• [The task]
Transcribe the whole listing without a single picture.

• [Given information]
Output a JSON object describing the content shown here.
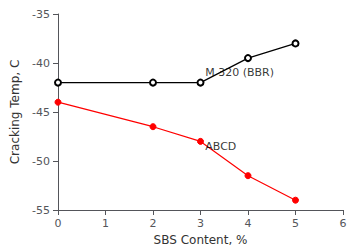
{
  "chart_data": {
    "type": "line",
    "xlabel": "SBS Content, %",
    "ylabel": "Cracking Temp, C",
    "x": [
      0,
      2,
      3,
      4,
      5
    ],
    "series": [
      {
        "color": "black",
        "marker": "open_circle",
        "values": [
          -42,
          -42,
          -42,
          -39.5,
          -38
        ]
      },
      {
        "color": "red",
        "marker": "circle",
        "values": [
          -44,
          -46.5,
          -48,
          -51.5,
          -54
        ]
      }
    ],
    "annotations": [
      {
        "text": "M 320 (BBR)",
        "x": 3.1,
        "y": -41.0
      },
      {
        "text": "ABCD",
        "x": 3.1,
        "y": -48.5
      }
    ],
    "xlim": [
      0,
      6
    ],
    "xticks": [
      0,
      1,
      2,
      3,
      4,
      5,
      6
    ],
    "ylim": [
      -55,
      -35
    ],
    "yticks": [
      -55,
      -50,
      -45,
      -40,
      -35
    ],
    "grid": false
  }
}
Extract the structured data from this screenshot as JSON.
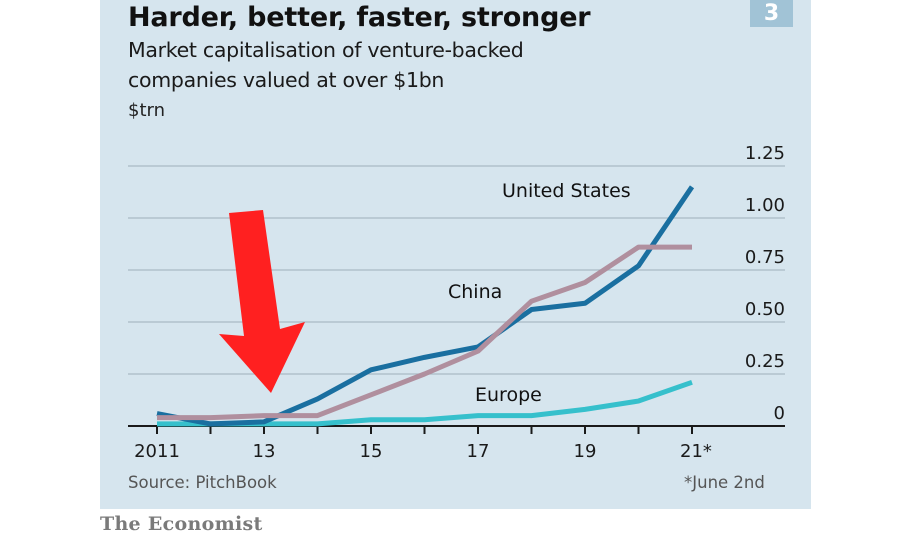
{
  "chart_data": {
    "type": "line",
    "title": "Harder, better, faster, stronger",
    "subtitle": [
      "Market capitalisation of venture-backed",
      "companies valued at over $1bn"
    ],
    "unit_label": "$trn",
    "chart_number": "3",
    "x": [
      2011,
      2012,
      2013,
      2014,
      2015,
      2016,
      2017,
      2018,
      2019,
      2020,
      2021
    ],
    "x_tick_labels": [
      {
        "year": 2011,
        "label": "2011"
      },
      {
        "year": 2013,
        "label": "13"
      },
      {
        "year": 2015,
        "label": "15"
      },
      {
        "year": 2017,
        "label": "17"
      },
      {
        "year": 2019,
        "label": "19"
      },
      {
        "year": 2021,
        "label": "21*"
      }
    ],
    "y_ticks": [
      0,
      0.25,
      0.5,
      0.75,
      1.0,
      1.25
    ],
    "y_tick_labels": [
      "0",
      "0.25",
      "0.50",
      "0.75",
      "1.00",
      "1.25"
    ],
    "ylim": [
      0,
      1.25
    ],
    "xlim": [
      2011,
      2021
    ],
    "grid": true,
    "y_axis_side": "right",
    "series": [
      {
        "name": "United States",
        "color": "#1a6fa0",
        "values": [
          0.06,
          0.01,
          0.02,
          0.13,
          0.27,
          0.33,
          0.38,
          0.56,
          0.59,
          0.77,
          1.15
        ]
      },
      {
        "name": "China",
        "color": "#b08f9e",
        "values": [
          0.04,
          0.04,
          0.05,
          0.05,
          0.15,
          0.25,
          0.36,
          0.6,
          0.69,
          0.86,
          0.86
        ]
      },
      {
        "name": "Europe",
        "color": "#36c0cc",
        "values": [
          0.01,
          0.01,
          0.01,
          0.01,
          0.03,
          0.03,
          0.05,
          0.05,
          0.08,
          0.12,
          0.21
        ]
      }
    ],
    "annotations": [
      "United States",
      "China",
      "Europe"
    ]
  },
  "source": "Source: PitchBook",
  "footnote": "*June 2nd",
  "brand": "The Economist",
  "overlay": {
    "arrow_color": "#ff2020",
    "arrow_target_year": 2013
  }
}
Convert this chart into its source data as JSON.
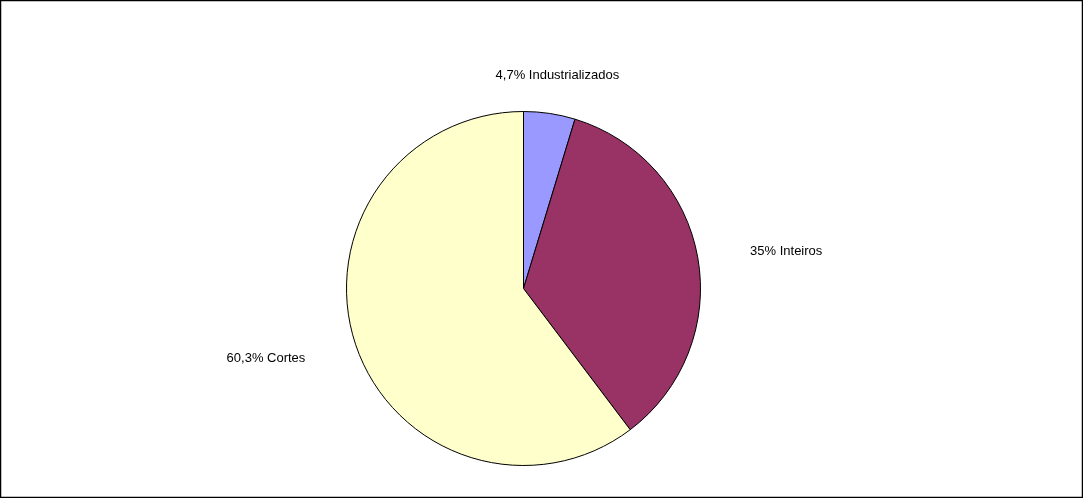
{
  "chart_data": {
    "type": "pie",
    "categories": [
      "Industrializados",
      "Inteiros",
      "Cortes"
    ],
    "values": [
      4.7,
      35,
      60.3
    ],
    "value_labels": [
      "4,7%",
      "35%",
      "60,3%"
    ],
    "colors": [
      "#9999ff",
      "#993366",
      "#ffffcc"
    ]
  }
}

• [Finished answer]
Output a JSON object describing the content shown here.
{
  "chart_data": {
    "type": "line",
    "xlabel": "SBS Content, %",
    "ylabel": "Cracking Temp, C",
    "x": [
      0,
      2,
      3,
      4,
      5
    ],
    "series": [
      {
        "color": "black",
        "marker": "open_circle",
        "values": [
          -42,
          -42,
          -42,
          -39.5,
          -38
        ]
      },
      {
        "color": "red",
        "marker": "circle",
        "values": [
          -44,
          -46.5,
          -48,
          -51.5,
          -54
        ]
      }
    ],
    "annotations": [
      {
        "text": "M 320 (BBR)",
        "x": 3.1,
        "y": -41.0
      },
      {
        "text": "ABCD",
        "x": 3.1,
        "y": -48.5
      }
    ],
    "xlim": [
      0,
      6
    ],
    "xticks": [
      0,
      1,
      2,
      3,
      4,
      5,
      6
    ],
    "ylim": [
      -55,
      -35
    ],
    "yticks": [
      -55,
      -50,
      -45,
      -40,
      -35
    ],
    "grid": false
  }
}
Extract the structured data from this screenshot as JSON.
{
  "chart_data": {
    "type": "line",
    "title": "Harder, better, faster, stronger",
    "subtitle": [
      "Market capitalisation of venture-backed",
      "companies valued at over $1bn"
    ],
    "unit_label": "$trn",
    "chart_number": "3",
    "x": [
      2011,
      2012,
      2013,
      2014,
      2015,
      2016,
      2017,
      2018,
      2019,
      2020,
      2021
    ],
    "x_tick_labels": [
      {
        "year": 2011,
        "label": "2011"
      },
      {
        "year": 2013,
        "label": "13"
      },
      {
        "year": 2015,
        "label": "15"
      },
      {
        "year": 2017,
        "label": "17"
      },
      {
        "year": 2019,
        "label": "19"
      },
      {
        "year": 2021,
        "label": "21*"
      }
    ],
    "y_ticks": [
      0,
      0.25,
      0.5,
      0.75,
      1.0,
      1.25
    ],
    "y_tick_labels": [
      "0",
      "0.25",
      "0.50",
      "0.75",
      "1.00",
      "1.25"
    ],
    "ylim": [
      0,
      1.25
    ],
    "xlim": [
      2011,
      2021
    ],
    "grid": true,
    "y_axis_side": "right",
    "series": [
      {
        "name": "United States",
        "color": "#1a6fa0",
        "values": [
          0.06,
          0.01,
          0.02,
          0.13,
          0.27,
          0.33,
          0.38,
          0.56,
          0.59,
          0.77,
          1.15
        ]
      },
      {
        "name": "China",
        "color": "#b08f9e",
        "values": [
          0.04,
          0.04,
          0.05,
          0.05,
          0.15,
          0.25,
          0.36,
          0.6,
          0.69,
          0.86,
          0.86
        ]
      },
      {
        "name": "Europe",
        "color": "#36c0cc",
        "values": [
          0.01,
          0.01,
          0.01,
          0.01,
          0.03,
          0.03,
          0.05,
          0.05,
          0.08,
          0.12,
          0.21
        ]
      }
    ],
    "annotations": [
      "United States",
      "China",
      "Europe"
    ]
  },
  "source": "Source: PitchBook",
  "footnote": "*June 2nd",
  "brand": "The Economist",
  "overlay": {
    "arrow_color": "#ff2020",
    "arrow_target_year": 2013
  }
}
Convert this chart into its source data as JSON.
{
  "chart_data": {
    "type": "pie",
    "categories": [
      "Industrializados",
      "Inteiros",
      "Cortes"
    ],
    "values": [
      4.7,
      35,
      60.3
    ],
    "value_labels": [
      "4,7%",
      "35%",
      "60,3%"
    ],
    "colors": [
      "#9999ff",
      "#993366",
      "#ffffcc"
    ]
  }
}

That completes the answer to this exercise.